Entries from a visual dataset
++++++++++++++++++++

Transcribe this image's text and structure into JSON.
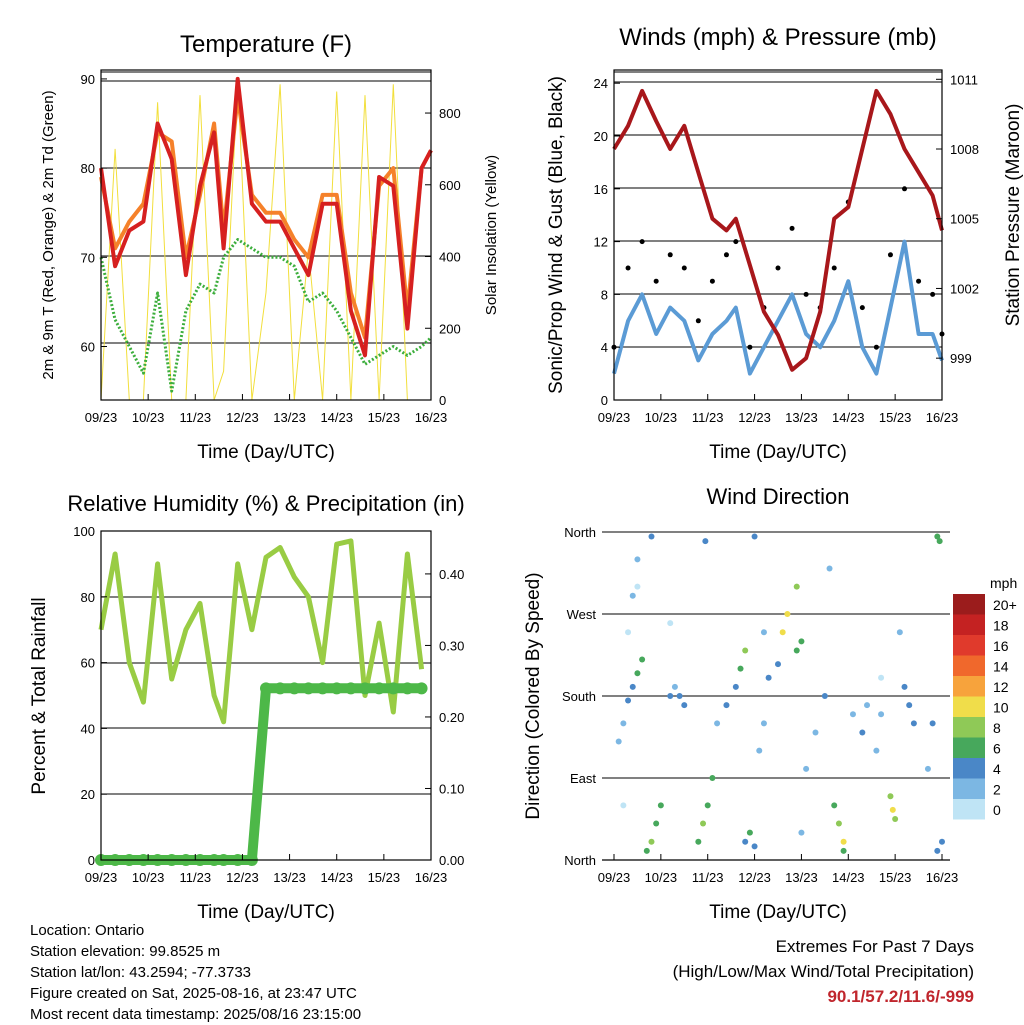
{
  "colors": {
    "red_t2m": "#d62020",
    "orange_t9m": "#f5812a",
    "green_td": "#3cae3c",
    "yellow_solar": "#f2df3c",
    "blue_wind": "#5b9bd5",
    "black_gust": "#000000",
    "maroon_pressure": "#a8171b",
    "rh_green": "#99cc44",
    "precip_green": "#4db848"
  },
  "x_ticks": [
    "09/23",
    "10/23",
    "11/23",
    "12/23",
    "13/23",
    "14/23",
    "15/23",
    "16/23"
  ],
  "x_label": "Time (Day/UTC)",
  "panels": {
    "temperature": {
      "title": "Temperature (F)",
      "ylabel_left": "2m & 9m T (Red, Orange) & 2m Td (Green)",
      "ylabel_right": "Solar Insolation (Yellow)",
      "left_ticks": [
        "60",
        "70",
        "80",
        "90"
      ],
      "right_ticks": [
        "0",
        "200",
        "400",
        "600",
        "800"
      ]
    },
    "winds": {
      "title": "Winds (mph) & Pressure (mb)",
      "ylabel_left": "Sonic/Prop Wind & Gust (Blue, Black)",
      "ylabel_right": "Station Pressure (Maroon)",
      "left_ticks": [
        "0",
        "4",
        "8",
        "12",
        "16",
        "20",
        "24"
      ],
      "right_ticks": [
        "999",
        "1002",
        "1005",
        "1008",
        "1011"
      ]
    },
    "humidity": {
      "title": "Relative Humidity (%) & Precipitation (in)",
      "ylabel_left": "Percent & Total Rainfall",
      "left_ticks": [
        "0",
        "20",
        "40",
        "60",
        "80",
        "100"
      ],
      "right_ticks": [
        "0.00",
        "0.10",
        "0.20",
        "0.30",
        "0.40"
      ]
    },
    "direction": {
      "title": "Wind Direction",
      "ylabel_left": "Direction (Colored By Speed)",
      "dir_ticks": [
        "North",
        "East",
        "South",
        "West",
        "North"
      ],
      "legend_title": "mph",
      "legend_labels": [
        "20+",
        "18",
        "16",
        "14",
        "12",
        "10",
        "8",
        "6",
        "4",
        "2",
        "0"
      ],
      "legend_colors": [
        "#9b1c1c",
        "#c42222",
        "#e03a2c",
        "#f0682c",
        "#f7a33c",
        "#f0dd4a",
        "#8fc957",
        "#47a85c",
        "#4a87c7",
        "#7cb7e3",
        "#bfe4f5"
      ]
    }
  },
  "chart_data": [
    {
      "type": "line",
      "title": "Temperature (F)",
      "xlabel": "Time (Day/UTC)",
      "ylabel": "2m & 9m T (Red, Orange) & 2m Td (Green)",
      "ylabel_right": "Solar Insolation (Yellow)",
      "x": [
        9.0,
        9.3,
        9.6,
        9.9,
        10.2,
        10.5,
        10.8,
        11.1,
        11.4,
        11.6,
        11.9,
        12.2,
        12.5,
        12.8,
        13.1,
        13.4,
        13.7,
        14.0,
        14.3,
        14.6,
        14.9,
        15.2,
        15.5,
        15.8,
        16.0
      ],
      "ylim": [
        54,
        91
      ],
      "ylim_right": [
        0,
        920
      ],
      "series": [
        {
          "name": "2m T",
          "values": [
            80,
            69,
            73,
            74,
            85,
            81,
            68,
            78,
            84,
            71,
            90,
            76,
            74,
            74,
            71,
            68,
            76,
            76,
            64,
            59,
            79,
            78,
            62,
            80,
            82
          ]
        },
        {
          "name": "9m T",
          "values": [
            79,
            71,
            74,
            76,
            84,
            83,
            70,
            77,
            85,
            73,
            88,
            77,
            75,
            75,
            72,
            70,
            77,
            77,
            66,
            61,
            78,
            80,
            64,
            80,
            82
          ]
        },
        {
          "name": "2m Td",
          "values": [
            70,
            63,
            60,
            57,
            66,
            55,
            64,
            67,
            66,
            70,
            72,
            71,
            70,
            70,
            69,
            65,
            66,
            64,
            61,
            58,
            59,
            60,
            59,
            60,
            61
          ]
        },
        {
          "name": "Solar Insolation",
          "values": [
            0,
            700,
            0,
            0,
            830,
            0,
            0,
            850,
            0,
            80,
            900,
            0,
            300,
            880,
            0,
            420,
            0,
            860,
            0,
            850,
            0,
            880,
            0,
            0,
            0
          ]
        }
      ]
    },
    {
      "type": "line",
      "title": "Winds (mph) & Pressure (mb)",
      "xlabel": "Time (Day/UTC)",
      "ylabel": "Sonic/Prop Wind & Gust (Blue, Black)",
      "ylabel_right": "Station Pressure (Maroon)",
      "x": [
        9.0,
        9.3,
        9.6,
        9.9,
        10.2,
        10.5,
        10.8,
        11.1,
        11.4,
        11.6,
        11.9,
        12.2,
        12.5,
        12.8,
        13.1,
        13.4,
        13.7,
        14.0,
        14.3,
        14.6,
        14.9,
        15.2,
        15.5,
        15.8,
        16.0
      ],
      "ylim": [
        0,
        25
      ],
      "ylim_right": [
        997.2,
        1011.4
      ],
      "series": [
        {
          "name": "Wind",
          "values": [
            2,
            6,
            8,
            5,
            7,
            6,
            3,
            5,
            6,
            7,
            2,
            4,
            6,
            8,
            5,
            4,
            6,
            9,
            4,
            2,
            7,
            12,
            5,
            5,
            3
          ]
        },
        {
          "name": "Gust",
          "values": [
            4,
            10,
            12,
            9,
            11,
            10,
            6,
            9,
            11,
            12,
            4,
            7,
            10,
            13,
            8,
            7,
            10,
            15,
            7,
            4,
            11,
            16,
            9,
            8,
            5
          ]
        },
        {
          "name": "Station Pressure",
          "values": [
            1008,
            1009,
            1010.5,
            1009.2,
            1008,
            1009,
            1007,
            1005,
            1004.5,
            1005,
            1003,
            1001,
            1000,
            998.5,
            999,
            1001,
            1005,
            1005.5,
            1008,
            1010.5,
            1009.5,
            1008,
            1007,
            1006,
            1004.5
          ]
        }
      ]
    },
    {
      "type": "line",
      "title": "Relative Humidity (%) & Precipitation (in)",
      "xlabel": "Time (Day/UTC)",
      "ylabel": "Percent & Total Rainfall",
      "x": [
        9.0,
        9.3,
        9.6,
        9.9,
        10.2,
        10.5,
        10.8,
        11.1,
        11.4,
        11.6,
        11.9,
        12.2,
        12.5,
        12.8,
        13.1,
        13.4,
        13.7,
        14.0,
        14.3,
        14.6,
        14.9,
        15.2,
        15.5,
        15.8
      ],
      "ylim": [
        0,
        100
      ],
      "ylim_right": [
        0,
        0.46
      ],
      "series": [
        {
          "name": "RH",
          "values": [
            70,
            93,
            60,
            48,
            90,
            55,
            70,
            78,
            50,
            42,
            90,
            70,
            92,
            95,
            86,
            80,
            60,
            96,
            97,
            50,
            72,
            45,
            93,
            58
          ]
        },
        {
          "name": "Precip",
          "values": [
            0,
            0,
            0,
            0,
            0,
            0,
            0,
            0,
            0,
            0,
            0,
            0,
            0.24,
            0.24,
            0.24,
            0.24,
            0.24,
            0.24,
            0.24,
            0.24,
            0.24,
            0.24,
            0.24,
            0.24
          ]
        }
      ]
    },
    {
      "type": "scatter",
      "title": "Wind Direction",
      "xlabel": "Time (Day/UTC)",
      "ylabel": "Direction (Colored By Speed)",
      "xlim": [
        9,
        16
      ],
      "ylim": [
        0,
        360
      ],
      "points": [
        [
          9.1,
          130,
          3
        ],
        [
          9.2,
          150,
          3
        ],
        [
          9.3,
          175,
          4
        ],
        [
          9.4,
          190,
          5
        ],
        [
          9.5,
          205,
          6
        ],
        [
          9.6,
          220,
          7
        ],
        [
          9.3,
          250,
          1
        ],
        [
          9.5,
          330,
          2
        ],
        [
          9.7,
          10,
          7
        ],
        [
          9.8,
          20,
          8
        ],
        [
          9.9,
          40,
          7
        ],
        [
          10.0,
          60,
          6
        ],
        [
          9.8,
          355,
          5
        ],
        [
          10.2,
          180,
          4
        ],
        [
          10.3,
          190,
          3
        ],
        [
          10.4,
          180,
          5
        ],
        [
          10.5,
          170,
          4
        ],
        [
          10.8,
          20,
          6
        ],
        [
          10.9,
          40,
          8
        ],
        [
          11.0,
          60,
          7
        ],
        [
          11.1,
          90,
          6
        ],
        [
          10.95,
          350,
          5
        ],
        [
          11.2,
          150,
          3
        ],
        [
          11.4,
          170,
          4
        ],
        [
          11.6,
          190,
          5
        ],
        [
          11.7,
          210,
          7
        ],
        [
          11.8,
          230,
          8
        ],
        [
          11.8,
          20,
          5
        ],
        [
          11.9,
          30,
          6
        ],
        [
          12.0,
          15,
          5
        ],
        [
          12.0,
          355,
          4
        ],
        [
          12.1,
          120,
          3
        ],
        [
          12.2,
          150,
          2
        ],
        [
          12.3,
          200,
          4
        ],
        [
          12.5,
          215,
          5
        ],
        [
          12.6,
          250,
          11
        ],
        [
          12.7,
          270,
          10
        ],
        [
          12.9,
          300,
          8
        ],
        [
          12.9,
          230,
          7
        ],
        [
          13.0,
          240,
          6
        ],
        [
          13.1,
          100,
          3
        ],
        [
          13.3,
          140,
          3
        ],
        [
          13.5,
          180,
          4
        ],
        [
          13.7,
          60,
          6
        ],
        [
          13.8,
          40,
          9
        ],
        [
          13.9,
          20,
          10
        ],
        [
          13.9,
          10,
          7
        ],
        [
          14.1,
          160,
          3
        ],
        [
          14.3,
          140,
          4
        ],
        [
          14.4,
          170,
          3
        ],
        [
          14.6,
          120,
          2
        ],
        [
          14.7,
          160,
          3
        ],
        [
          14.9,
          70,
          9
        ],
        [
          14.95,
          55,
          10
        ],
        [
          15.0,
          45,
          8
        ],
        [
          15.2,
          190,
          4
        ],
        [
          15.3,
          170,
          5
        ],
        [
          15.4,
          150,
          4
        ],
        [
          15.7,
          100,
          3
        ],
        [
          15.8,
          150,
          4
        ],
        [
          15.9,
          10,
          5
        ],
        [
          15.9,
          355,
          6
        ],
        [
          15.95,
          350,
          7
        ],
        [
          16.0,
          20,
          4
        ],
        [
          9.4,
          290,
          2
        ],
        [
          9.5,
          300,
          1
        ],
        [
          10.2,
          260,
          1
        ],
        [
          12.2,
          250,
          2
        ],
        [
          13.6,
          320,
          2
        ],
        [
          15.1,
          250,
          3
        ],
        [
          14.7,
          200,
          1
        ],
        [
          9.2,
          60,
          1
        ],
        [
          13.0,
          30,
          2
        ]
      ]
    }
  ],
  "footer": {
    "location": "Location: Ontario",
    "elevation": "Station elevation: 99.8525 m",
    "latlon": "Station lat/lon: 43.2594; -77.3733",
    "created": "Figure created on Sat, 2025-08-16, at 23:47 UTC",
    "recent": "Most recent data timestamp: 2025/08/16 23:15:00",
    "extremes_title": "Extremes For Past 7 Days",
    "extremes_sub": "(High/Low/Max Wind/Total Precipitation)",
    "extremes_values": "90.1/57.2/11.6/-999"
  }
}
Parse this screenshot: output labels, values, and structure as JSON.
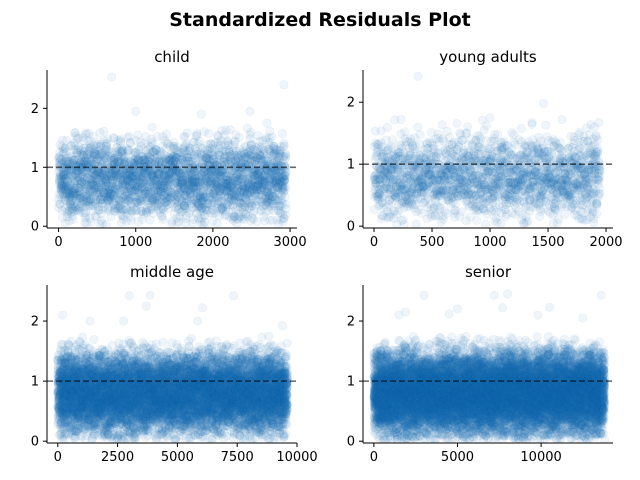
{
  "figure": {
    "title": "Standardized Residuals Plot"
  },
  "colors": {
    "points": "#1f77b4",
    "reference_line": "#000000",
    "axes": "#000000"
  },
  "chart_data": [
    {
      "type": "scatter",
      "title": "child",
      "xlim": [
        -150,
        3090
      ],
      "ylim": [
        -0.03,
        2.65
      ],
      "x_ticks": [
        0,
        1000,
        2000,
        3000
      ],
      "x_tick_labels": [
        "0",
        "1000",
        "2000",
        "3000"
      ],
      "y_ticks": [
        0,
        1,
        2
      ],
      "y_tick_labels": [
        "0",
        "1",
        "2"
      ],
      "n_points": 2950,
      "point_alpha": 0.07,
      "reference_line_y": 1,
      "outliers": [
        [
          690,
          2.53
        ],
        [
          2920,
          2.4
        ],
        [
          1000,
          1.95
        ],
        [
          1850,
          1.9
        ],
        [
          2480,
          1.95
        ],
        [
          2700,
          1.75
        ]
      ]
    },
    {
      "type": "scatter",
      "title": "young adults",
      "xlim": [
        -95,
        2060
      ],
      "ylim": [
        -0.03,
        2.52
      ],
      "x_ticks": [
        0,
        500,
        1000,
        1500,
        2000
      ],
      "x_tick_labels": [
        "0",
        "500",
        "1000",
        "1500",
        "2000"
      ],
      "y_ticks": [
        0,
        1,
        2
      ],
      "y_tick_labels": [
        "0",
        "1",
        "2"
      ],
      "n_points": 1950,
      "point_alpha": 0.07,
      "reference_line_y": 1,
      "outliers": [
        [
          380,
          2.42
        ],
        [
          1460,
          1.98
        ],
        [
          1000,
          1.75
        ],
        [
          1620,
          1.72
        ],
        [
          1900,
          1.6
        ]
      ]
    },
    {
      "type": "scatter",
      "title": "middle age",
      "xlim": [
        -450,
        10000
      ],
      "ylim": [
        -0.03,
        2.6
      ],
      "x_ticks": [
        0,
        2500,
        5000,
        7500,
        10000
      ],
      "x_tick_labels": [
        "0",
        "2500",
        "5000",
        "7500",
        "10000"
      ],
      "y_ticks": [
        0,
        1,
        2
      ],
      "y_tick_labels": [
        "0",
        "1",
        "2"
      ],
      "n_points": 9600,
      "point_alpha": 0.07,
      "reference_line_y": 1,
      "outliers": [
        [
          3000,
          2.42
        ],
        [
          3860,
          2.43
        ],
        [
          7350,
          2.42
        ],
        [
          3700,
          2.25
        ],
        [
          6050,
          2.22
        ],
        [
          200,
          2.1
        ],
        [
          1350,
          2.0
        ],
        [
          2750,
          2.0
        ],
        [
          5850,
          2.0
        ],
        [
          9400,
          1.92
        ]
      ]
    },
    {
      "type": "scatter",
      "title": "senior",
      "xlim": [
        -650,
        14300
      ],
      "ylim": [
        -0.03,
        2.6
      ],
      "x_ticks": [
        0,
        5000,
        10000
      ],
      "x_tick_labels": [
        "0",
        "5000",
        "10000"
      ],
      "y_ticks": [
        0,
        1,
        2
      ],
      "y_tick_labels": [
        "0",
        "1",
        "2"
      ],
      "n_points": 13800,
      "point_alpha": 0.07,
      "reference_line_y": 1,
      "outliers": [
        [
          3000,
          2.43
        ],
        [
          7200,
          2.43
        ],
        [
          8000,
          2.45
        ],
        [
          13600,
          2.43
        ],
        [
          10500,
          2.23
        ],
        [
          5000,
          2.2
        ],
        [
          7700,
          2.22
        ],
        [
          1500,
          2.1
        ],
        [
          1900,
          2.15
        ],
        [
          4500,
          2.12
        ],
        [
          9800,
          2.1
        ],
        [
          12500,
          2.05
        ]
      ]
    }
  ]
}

++++++++++++++++++++

## EXERCISE INSTRUCTIONS
Which lines in the data above contain "this"? Show each one.

## THE COMPLETED TASK
Transcribe this image's text and structure into JSON.
Parse this screenshot: output labels, values, and structure as JSON.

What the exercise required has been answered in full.